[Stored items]
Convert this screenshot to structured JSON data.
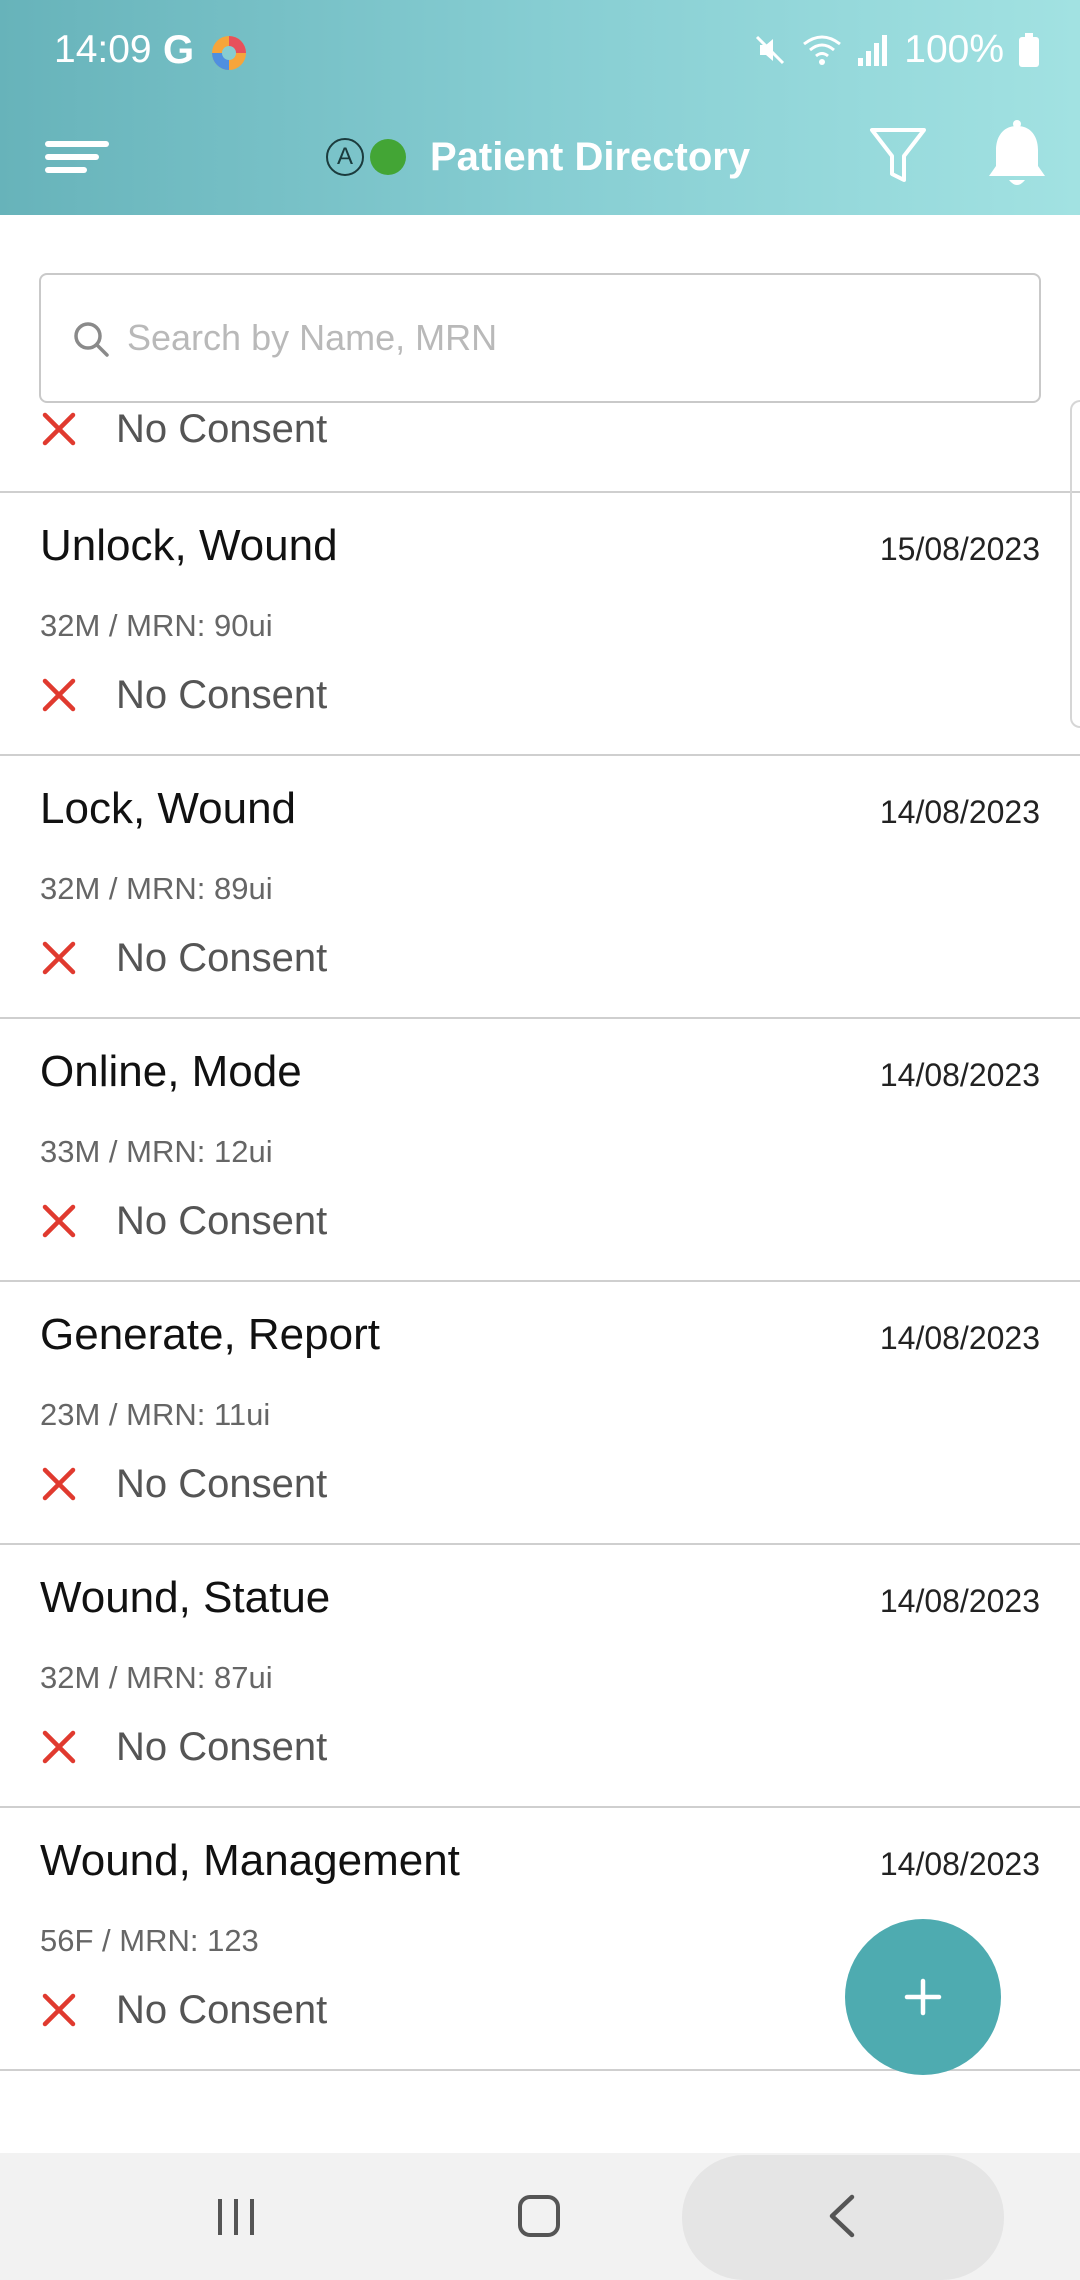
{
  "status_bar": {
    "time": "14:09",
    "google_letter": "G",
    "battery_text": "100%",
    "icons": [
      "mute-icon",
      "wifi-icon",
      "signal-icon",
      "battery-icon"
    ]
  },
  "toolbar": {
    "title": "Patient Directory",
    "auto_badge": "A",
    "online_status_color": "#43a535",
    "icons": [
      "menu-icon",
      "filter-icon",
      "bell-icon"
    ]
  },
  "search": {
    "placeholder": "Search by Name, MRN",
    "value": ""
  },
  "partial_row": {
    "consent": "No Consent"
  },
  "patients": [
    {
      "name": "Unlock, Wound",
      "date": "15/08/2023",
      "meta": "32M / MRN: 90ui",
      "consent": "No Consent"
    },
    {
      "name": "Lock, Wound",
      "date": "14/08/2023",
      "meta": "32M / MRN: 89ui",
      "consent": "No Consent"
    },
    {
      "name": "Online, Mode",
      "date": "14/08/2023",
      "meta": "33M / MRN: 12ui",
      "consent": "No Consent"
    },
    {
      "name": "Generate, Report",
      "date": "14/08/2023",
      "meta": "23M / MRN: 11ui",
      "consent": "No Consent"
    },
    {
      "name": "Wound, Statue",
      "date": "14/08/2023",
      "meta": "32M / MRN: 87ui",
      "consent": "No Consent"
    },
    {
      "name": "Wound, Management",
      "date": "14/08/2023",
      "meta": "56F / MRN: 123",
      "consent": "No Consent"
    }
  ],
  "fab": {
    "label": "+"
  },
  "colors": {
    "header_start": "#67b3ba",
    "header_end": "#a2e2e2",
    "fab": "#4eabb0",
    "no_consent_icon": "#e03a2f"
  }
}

---

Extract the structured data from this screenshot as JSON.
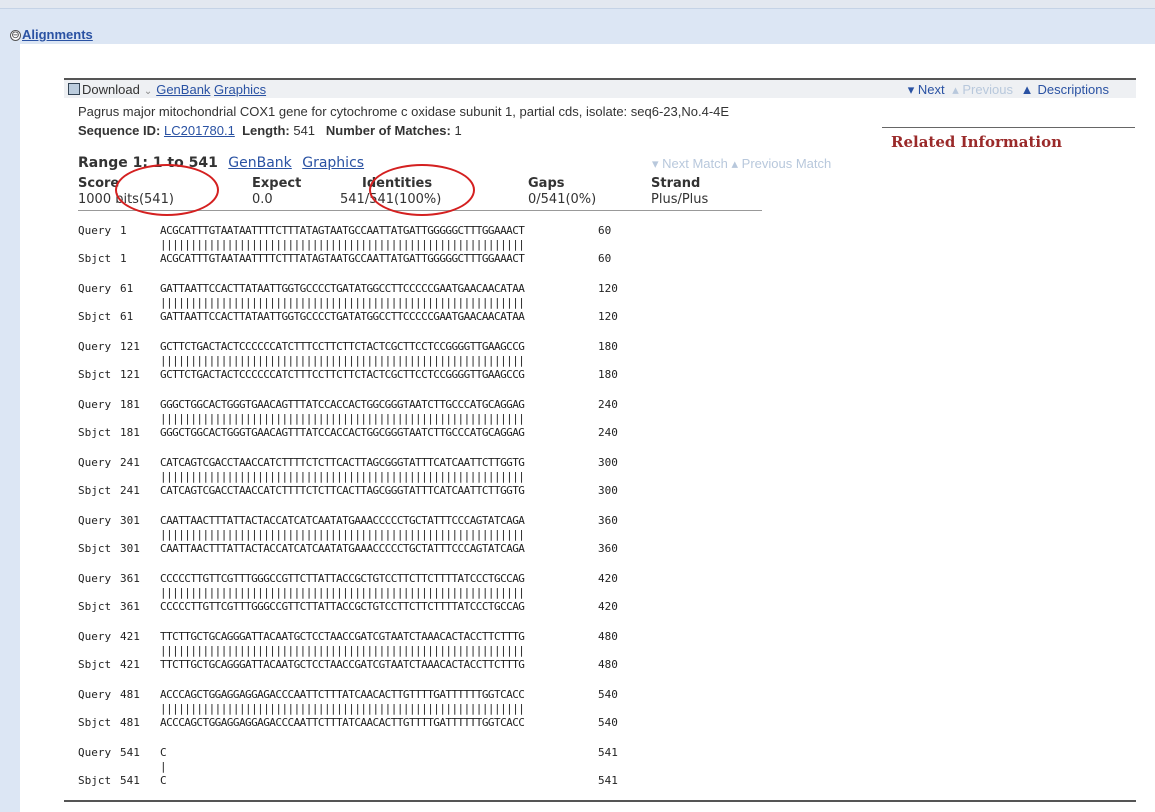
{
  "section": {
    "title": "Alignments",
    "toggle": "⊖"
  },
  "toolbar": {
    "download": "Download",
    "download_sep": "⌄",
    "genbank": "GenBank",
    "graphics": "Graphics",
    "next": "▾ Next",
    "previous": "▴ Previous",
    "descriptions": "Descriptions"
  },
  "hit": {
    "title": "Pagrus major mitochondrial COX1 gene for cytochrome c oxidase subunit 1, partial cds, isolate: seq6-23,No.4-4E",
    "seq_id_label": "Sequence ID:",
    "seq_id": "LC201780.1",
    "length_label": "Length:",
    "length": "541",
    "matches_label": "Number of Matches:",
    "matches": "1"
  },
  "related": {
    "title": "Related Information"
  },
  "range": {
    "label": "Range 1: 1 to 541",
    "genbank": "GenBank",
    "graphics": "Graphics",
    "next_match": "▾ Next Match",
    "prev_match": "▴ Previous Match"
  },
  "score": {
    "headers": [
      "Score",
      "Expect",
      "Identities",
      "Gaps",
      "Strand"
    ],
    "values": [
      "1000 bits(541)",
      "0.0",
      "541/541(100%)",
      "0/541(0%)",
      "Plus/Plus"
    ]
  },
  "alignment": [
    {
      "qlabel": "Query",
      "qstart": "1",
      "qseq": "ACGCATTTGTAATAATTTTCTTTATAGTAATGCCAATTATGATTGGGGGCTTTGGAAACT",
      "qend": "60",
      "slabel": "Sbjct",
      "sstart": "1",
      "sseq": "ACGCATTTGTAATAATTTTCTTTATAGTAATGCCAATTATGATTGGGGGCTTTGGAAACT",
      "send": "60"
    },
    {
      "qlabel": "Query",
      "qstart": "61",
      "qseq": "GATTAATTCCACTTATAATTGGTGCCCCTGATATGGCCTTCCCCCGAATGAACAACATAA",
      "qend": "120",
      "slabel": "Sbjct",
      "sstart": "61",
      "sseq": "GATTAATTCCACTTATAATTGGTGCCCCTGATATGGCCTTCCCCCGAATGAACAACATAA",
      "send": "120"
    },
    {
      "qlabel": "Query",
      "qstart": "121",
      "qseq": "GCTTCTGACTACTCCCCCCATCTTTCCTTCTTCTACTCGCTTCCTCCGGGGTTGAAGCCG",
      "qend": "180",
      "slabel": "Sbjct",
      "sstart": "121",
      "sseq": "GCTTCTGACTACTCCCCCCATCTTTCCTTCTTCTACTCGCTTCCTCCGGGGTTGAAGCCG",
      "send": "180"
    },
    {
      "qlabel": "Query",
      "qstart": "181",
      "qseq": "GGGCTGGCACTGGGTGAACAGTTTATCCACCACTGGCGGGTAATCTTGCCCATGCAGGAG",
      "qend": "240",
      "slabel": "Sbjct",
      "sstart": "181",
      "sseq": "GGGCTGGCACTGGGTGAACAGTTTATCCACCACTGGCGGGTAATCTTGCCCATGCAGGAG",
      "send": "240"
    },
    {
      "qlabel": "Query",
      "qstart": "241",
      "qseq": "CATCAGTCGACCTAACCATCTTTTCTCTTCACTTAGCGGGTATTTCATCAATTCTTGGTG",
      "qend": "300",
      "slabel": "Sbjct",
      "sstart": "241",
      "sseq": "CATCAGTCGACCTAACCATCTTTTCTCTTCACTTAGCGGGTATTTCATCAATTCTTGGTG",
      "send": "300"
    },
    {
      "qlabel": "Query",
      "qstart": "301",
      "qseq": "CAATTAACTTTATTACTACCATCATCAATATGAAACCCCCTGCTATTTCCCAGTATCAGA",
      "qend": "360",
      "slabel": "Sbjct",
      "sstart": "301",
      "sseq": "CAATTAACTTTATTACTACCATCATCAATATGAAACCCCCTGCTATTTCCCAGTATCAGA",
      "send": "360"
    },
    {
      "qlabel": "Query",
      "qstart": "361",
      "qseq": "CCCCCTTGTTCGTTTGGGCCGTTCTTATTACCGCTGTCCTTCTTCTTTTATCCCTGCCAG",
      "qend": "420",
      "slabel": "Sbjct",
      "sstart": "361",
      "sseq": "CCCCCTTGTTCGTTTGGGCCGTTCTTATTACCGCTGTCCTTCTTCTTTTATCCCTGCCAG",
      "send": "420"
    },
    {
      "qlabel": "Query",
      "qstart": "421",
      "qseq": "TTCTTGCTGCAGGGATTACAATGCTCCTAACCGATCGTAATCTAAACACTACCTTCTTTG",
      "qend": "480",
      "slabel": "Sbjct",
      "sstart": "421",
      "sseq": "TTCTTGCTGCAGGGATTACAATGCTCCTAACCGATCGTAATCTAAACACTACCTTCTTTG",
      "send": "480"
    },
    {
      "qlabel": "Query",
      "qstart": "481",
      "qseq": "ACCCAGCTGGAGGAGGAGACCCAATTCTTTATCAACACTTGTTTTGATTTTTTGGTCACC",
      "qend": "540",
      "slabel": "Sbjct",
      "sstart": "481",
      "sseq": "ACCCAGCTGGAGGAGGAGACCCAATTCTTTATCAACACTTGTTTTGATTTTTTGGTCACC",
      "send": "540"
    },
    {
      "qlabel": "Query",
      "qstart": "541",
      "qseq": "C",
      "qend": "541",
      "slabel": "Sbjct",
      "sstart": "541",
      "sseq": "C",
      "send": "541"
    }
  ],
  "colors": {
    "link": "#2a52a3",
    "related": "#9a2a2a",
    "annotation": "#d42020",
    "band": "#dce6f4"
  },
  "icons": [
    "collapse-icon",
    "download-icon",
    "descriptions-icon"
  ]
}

▸ Task requirements
All the lines that hold the word "data" must appear in the answer, copied from the records.

▸ Result for this exercise
Convert this screenshot to structured JSON data.
Extract the structured data from this screenshot as JSON.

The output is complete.